**Stated problem**
Find the string "oreillons" and gather every line that holds it.

**Records shown**
— BEGIN —
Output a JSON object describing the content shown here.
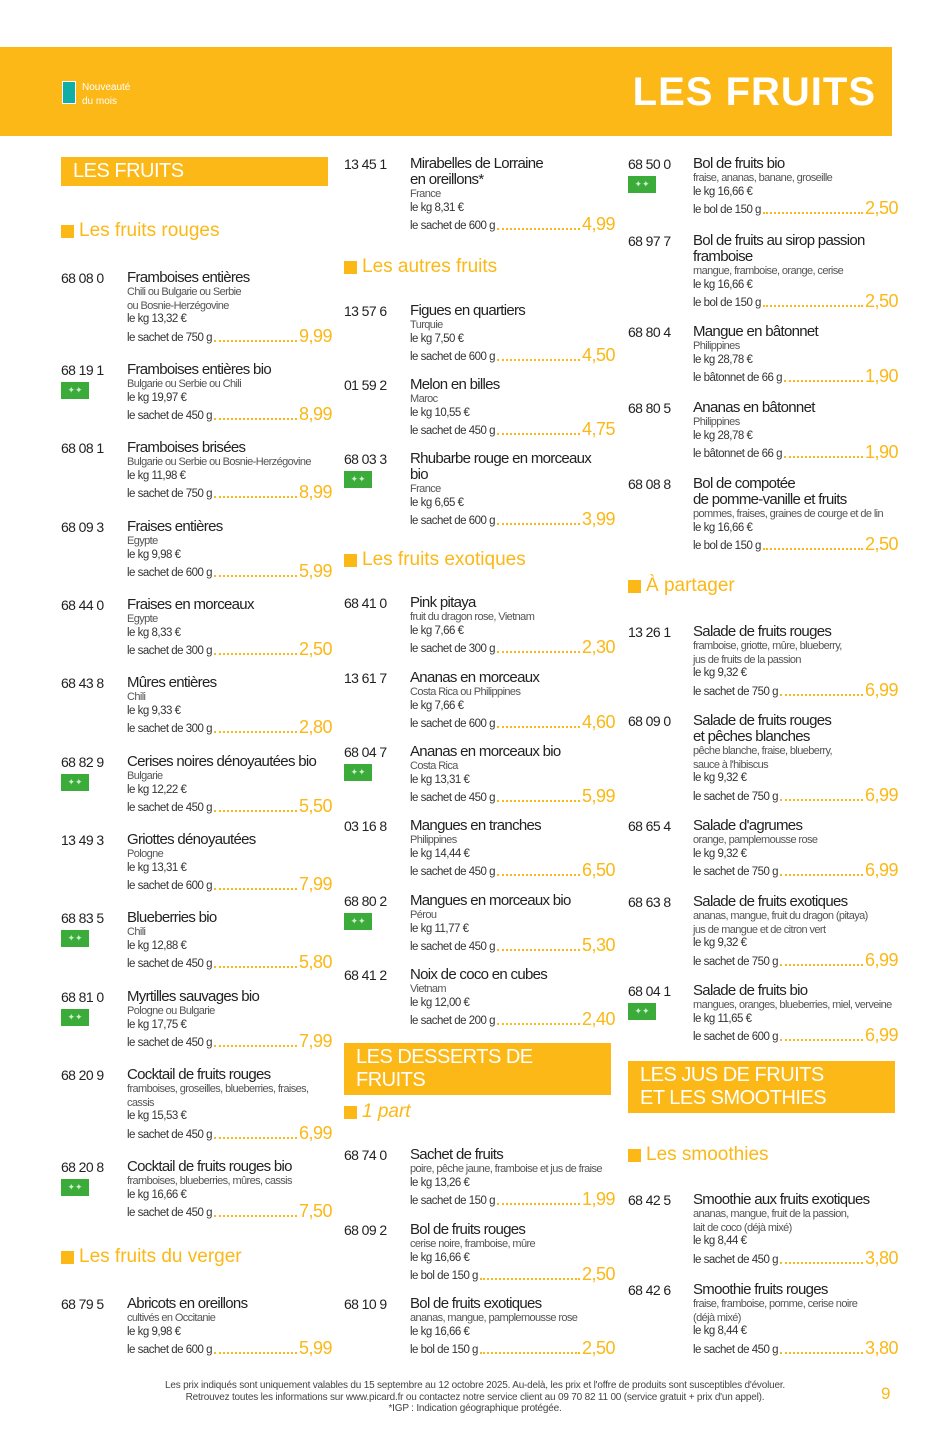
{
  "header": {
    "legend": "Nouveauté\ndu mois",
    "title": "LES FRUITS",
    "legend_color": "#10aea4",
    "accent": "#fbb816"
  },
  "columns": [
    {
      "blocks": [
        {
          "type": "banner",
          "text": "LES FRUITS"
        },
        {
          "type": "section",
          "text": "Les fruits rouges"
        },
        {
          "type": "item",
          "code": "68 08 0",
          "name": "Framboises entières",
          "details": [
            "Chili ou Bulgarie ou Serbie",
            "ou Bosnie-Herzégovine"
          ],
          "kg": "le kg 13,32 €",
          "unit": "le sachet de 750 g",
          "price": "9,99"
        },
        {
          "type": "item",
          "code": "68 19 1",
          "bio": true,
          "name": "Framboises entières bio",
          "details": [
            "Bulgarie ou Serbie ou Chili"
          ],
          "kg": "le kg 19,97 €",
          "unit": "le sachet de 450 g",
          "price": "8,99"
        },
        {
          "type": "item",
          "code": "68 08 1",
          "name": "Framboises brisées",
          "details": [
            "Bulgarie ou Serbie ou Bosnie-Herzégovine"
          ],
          "kg": "le kg 11,98 €",
          "unit": "le sachet de 750 g",
          "price": "8,99"
        },
        {
          "type": "item",
          "code": "68 09 3",
          "name": "Fraises entières",
          "details": [
            "Egypte"
          ],
          "kg": "le kg 9,98 €",
          "unit": "le sachet de 600 g",
          "price": "5,99"
        },
        {
          "type": "item",
          "code": "68 44 0",
          "name": "Fraises en morceaux",
          "details": [
            "Egypte"
          ],
          "kg": "le kg 8,33 €",
          "unit": "le sachet de 300 g",
          "price": "2,50"
        },
        {
          "type": "item",
          "code": "68 43 8",
          "name": "Mûres entières",
          "details": [
            "Chili"
          ],
          "kg": "le kg 9,33 €",
          "unit": "le sachet de 300 g",
          "price": "2,80"
        },
        {
          "type": "item",
          "code": "68 82 9",
          "bio": true,
          "name": "Cerises noires dénoyautées bio",
          "details": [
            "Bulgarie"
          ],
          "kg": "le kg 12,22 €",
          "unit": "le sachet de 450 g",
          "price": "5,50"
        },
        {
          "type": "item",
          "code": "13 49 3",
          "name": "Griottes dénoyautées",
          "details": [
            "Pologne"
          ],
          "kg": "le kg 13,31 €",
          "unit": "le sachet de 600 g",
          "price": "7,99"
        },
        {
          "type": "item",
          "code": "68 83 5",
          "bio": true,
          "name": "Blueberries bio",
          "details": [
            "Chili"
          ],
          "kg": "le kg 12,88 €",
          "unit": "le sachet de 450 g",
          "price": "5,80"
        },
        {
          "type": "item",
          "code": "68 81 0",
          "bio": true,
          "name": "Myrtilles sauvages bio",
          "details": [
            "Pologne ou Bulgarie"
          ],
          "kg": "le kg 17,75 €",
          "unit": "le sachet de 450 g",
          "price": "7,99"
        },
        {
          "type": "item",
          "code": "68 20 9",
          "name": "Cocktail de fruits rouges",
          "details": [
            "framboises, groseilles, blueberries, fraises,",
            "cassis"
          ],
          "kg": "le kg 15,53 €",
          "unit": "le sachet de 450 g",
          "price": "6,99"
        },
        {
          "type": "item",
          "code": "68 20 8",
          "bio": true,
          "name": "Cocktail de fruits rouges bio",
          "details": [
            "framboises, blueberries, mûres, cassis"
          ],
          "kg": "le kg 16,66 €",
          "unit": "le sachet de 450 g",
          "price": "7,50"
        },
        {
          "type": "section",
          "text": "Les fruits du verger"
        },
        {
          "type": "item",
          "code": "68 79 5",
          "name": "Abricots en oreillons",
          "details": [
            "cultivés en Occitanie"
          ],
          "kg": "le kg 9,98 €",
          "unit": "le sachet de 600 g",
          "price": "5,99"
        }
      ]
    },
    {
      "blocks": [
        {
          "type": "item",
          "code": "13 45 1",
          "name": "Mirabelles de Lorraine\nen oreillons*",
          "details": [
            "France"
          ],
          "kg": "le kg 8,31 €",
          "unit": "le sachet de 600 g",
          "price": "4,99"
        },
        {
          "type": "section",
          "text": "Les autres fruits"
        },
        {
          "type": "item",
          "code": "13 57 6",
          "name": "Figues en quartiers",
          "details": [
            "Turquie"
          ],
          "kg": "le kg 7,50 €",
          "unit": "le sachet de 600 g",
          "price": "4,50"
        },
        {
          "type": "item",
          "code": "01 59 2",
          "name": "Melon en billes",
          "details": [
            "Maroc"
          ],
          "kg": "le kg 10,55 €",
          "unit": "le sachet de 450 g",
          "price": "4,75"
        },
        {
          "type": "item",
          "code": "68 03 3",
          "bio": true,
          "name": "Rhubarbe rouge en morceaux\nbio",
          "details": [
            "France"
          ],
          "kg": "le kg 6,65 €",
          "unit": "le sachet de 600 g",
          "price": "3,99"
        },
        {
          "type": "section",
          "text": "Les fruits exotiques"
        },
        {
          "type": "item",
          "code": "68 41 0",
          "name": "Pink pitaya",
          "details": [
            "fruit du dragon rose, Vietnam"
          ],
          "kg": "le kg 7,66 €",
          "unit": "le sachet de 300 g",
          "price": "2,30"
        },
        {
          "type": "item",
          "code": "13 61 7",
          "name": "Ananas en morceaux",
          "details": [
            "Costa Rica ou Philippines"
          ],
          "kg": "le kg 7,66 €",
          "unit": "le sachet de 600 g",
          "price": "4,60"
        },
        {
          "type": "item",
          "code": "68 04 7",
          "bio": true,
          "name": "Ananas en morceaux bio",
          "details": [
            "Costa Rica"
          ],
          "kg": "le kg 13,31 €",
          "unit": "le sachet de 450 g",
          "price": "5,99"
        },
        {
          "type": "item",
          "code": "03 16 8",
          "name": "Mangues en tranches",
          "details": [
            "Philippines"
          ],
          "kg": "le kg 14,44 €",
          "unit": "le sachet de 450 g",
          "price": "6,50"
        },
        {
          "type": "item",
          "code": "68 80 2",
          "bio": true,
          "name": "Mangues en morceaux bio",
          "details": [
            "Pérou"
          ],
          "kg": "le kg 11,77 €",
          "unit": "le sachet de 450 g",
          "price": "5,30"
        },
        {
          "type": "item",
          "code": "68 41 2",
          "name": "Noix de coco en cubes",
          "details": [
            "Vietnam"
          ],
          "kg": "le kg 12,00 €",
          "unit": "le sachet de 200 g",
          "price": "2,40"
        },
        {
          "type": "banner",
          "text": "LES DESSERTS DE FRUITS"
        },
        {
          "type": "section",
          "text": "1 part",
          "italic": true
        },
        {
          "type": "item",
          "code": "68 74 0",
          "name": "Sachet de fruits",
          "details": [
            "poire, pêche jaune, framboise et jus de fraise"
          ],
          "kg": "le kg 13,26 €",
          "unit": "le sachet de 150 g",
          "price": "1,99"
        },
        {
          "type": "item",
          "code": "68 09 2",
          "name": "Bol de fruits rouges",
          "details": [
            "cerise noire, framboise, mûre"
          ],
          "kg": "le kg 16,66 €",
          "unit": "le bol de 150 g",
          "price": "2,50"
        },
        {
          "type": "item",
          "code": "68 10 9",
          "name": "Bol de fruits exotiques",
          "details": [
            "ananas, mangue, pamplemousse rose"
          ],
          "kg": "le kg 16,66 €",
          "unit": "le bol de 150 g",
          "price": "2,50"
        }
      ]
    },
    {
      "blocks": [
        {
          "type": "item",
          "code": "68 50 0",
          "bio": true,
          "name": "Bol de fruits bio",
          "details": [
            "fraise, ananas, banane, groseille"
          ],
          "kg": "le kg 16,66 €",
          "unit": "le bol de 150 g",
          "price": "2,50"
        },
        {
          "type": "item",
          "code": "68 97 7",
          "name": "Bol de fruits au sirop passion\nframboise",
          "details": [
            "mangue, framboise, orange, cerise"
          ],
          "kg": "le kg 16,66 €",
          "unit": "le bol de 150 g",
          "price": "2,50"
        },
        {
          "type": "item",
          "code": "68 80 4",
          "name": "Mangue en bâtonnet",
          "details": [
            "Philippines"
          ],
          "kg": "le kg 28,78 €",
          "unit": "le bâtonnet de 66 g",
          "price": "1,90"
        },
        {
          "type": "item",
          "code": "68 80 5",
          "name": "Ananas en bâtonnet",
          "details": [
            "Philippines"
          ],
          "kg": "le kg 28,78 €",
          "unit": "le bâtonnet de 66 g",
          "price": "1,90"
        },
        {
          "type": "item",
          "code": "68 08 8",
          "name": "Bol de compotée\nde pomme-vanille et fruits",
          "details": [
            "pommes, fraises, graines de courge et de lin"
          ],
          "kg": "le kg 16,66 €",
          "unit": "le bol de 150 g",
          "price": "2,50"
        },
        {
          "type": "section",
          "text": "À partager"
        },
        {
          "type": "item",
          "code": "13 26 1",
          "name": "Salade de fruits rouges",
          "details": [
            "framboise, griotte, mûre, blueberry,",
            "jus de fruits de la passion"
          ],
          "kg": "le kg 9,32 €",
          "unit": "le sachet de 750 g",
          "price": "6,99"
        },
        {
          "type": "item",
          "code": "68 09 0",
          "name": "Salade de fruits rouges\net pêches blanches",
          "details": [
            "pêche blanche, fraise, blueberry,",
            "sauce à l'hibiscus"
          ],
          "kg": "le kg 9,32 €",
          "unit": "le sachet de 750 g",
          "price": "6,99"
        },
        {
          "type": "item",
          "code": "68 65 4",
          "name": "Salade d'agrumes",
          "details": [
            "orange, pamplemousse rose"
          ],
          "kg": "le kg 9,32 €",
          "unit": "le sachet de 750 g",
          "price": "6,99"
        },
        {
          "type": "item",
          "code": "68 63 8",
          "name": "Salade de fruits exotiques",
          "details": [
            "ananas, mangue, fruit du dragon (pitaya)",
            "jus de mangue et de citron vert"
          ],
          "kg": "le kg 9,32 €",
          "unit": "le sachet de 750 g",
          "price": "6,99"
        },
        {
          "type": "item",
          "code": "68 04 1",
          "bio": true,
          "name": "Salade de fruits bio",
          "details": [
            "mangues, oranges, blueberries, miel, verveine"
          ],
          "kg": "le kg 11,65 €",
          "unit": "le sachet de 600 g",
          "price": "6,99"
        },
        {
          "type": "banner",
          "text": "LES JUS DE FRUITS\nET LES SMOOTHIES"
        },
        {
          "type": "section",
          "text": "Les smoothies"
        },
        {
          "type": "item",
          "code": "68 42 5",
          "name": "Smoothie aux fruits exotiques",
          "details": [
            "ananas, mangue, fruit de la passion,",
            "lait de coco (déjà mixé)"
          ],
          "kg": "le kg 8,44 €",
          "unit": "le sachet de 450 g",
          "price": "3,80"
        },
        {
          "type": "item",
          "code": "68 42 6",
          "name": "Smoothie fruits rouges",
          "details": [
            "fraise, framboise, pomme, cerise noire",
            "(déjà mixé)"
          ],
          "kg": "le kg 8,44 €",
          "unit": "le sachet de 450 g",
          "price": "3,80"
        }
      ]
    }
  ],
  "footer": {
    "text": "Les prix indiqués sont uniquement valables du 15 septembre au 12 octobre 2025. Au-delà, les prix et l'offre de produits sont susceptibles d'évoluer.\nRetrouvez toutes les informations sur www.picard.fr ou contactez notre service client au 09 70 82 11 00 (service gratuit + prix d'un appel).\n*IGP : Indication géographique protégée.",
    "page": "9"
  }
}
— END —
**Reply to the task**
          "name": "Abricots en oreillons",
          "name": "Mirabelles de Lorraine\nen oreillons*",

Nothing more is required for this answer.